● **Objective**: Using the listing below, please gather every line containing the word "mMCI".

— Start of Provided entries —

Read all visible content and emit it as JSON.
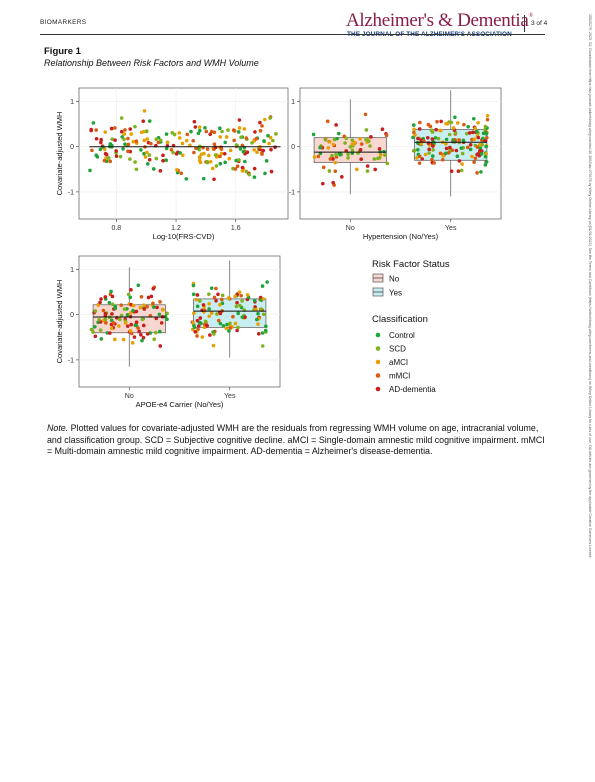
{
  "header": {
    "section": "BIOMARKERS",
    "journal": "Alzheimer's & Dementia",
    "journal_reg": "®",
    "journal_subtitle": "THE JOURNAL OF THE ALZHEIMER'S ASSOCIATION",
    "page": "3 of 4"
  },
  "figure": {
    "label": "Figure 1",
    "title": "Relationship Between Risk Factors and WMH Volume"
  },
  "note": {
    "prefix": "Note.",
    "text": " Plotted values for covariate-adjusted WMH are the residuals from regressing WMH volume on age, intracranial volume, and classification group. SCD = Subjective cognitive decline. aMCI = Single-domain amnestic mild cognitive impairment. mMCI = Multi-domain amnestic mild cognitive impairment. AD-dementia = Alzheimer's disease-dementia."
  },
  "side_note": "15525279, 2023, S2, Downloaded from https://alz-journals.onlinelibrary.wiley.com/doi/10.1002/alz.070476 by Wiley Online Library on [01/01/2024]. See the Terms and Conditions (https://onlinelibrary.wiley.com/terms-and-conditions) on Wiley Online Library for rules of use; OA articles are governed by the applicable Creative Commons License",
  "colors": {
    "Control": "#1fa33a",
    "SCD": "#7fb21c",
    "aMCI": "#e8a000",
    "mMCI": "#d95a10",
    "AD-dementia": "#c81e1e",
    "No": "#f8d7d0",
    "Yes": "#c9eef2"
  },
  "chart_data": [
    {
      "type": "scatter",
      "panel": "Log-10(FRS-CVD)",
      "xlabel": "Log-10(FRS-CVD)",
      "ylabel": "Covariate-adjusted WMH",
      "xlim": [
        0.55,
        1.95
      ],
      "ylim": [
        -1.6,
        1.3
      ],
      "xticks": [
        "0.8",
        "1.2",
        "1.6"
      ],
      "yticks": [
        "1",
        "0",
        "-1"
      ],
      "fit_line": {
        "intercept": 0.0,
        "slope": 0.0
      },
      "grid": true,
      "n_points": 240
    },
    {
      "type": "box",
      "panel": "Hypertension",
      "xlabel": "Hypertension (No/Yes)",
      "ylabel": "",
      "categories": [
        "No",
        "Yes"
      ],
      "ylim": [
        -1.6,
        1.3
      ],
      "yticks": [
        "1",
        "0",
        "-1"
      ],
      "boxes": [
        {
          "name": "No",
          "q1": -0.35,
          "median": -0.12,
          "q3": 0.2,
          "low": -1.05,
          "high": 1.05,
          "n": 80
        },
        {
          "name": "Yes",
          "q1": -0.3,
          "median": 0.1,
          "q3": 0.38,
          "low": -1.1,
          "high": 1.25,
          "n": 160
        }
      ]
    },
    {
      "type": "box",
      "panel": "APOE-e4 Carrier",
      "xlabel": "APOE-e4 Carrier (No/Yes)",
      "ylabel": "Covariate-adjusted WMH",
      "categories": [
        "No",
        "Yes"
      ],
      "ylim": [
        -1.6,
        1.3
      ],
      "yticks": [
        "1",
        "0",
        "-1"
      ],
      "boxes": [
        {
          "name": "No",
          "q1": -0.4,
          "median": -0.05,
          "q3": 0.22,
          "low": -1.15,
          "high": 1.05,
          "n": 120
        },
        {
          "name": "Yes",
          "q1": -0.28,
          "median": 0.08,
          "q3": 0.35,
          "low": -0.95,
          "high": 1.2,
          "n": 120
        }
      ]
    }
  ],
  "legend": {
    "risk_title": "Risk Factor Status",
    "risk_items": [
      "No",
      "Yes"
    ],
    "class_title": "Classification",
    "class_items": [
      "Control",
      "SCD",
      "aMCI",
      "mMCI",
      "AD-dementia"
    ]
  }
}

— End of Provided entries —

● **Reply**:
    "text": " Plotted values for covariate-adjusted WMH are the residuals from regressing WMH volume on age, intracranial volume, and classification group. SCD = Subjective cognitive decline. aMCI = Single-domain amnestic mild cognitive impairment. mMCI = Multi-domain amnestic mild cognitive impairment. AD-dementia = Alzheimer's disease-dementia."
    "mMCI": "#d95a10",
      "mMCI",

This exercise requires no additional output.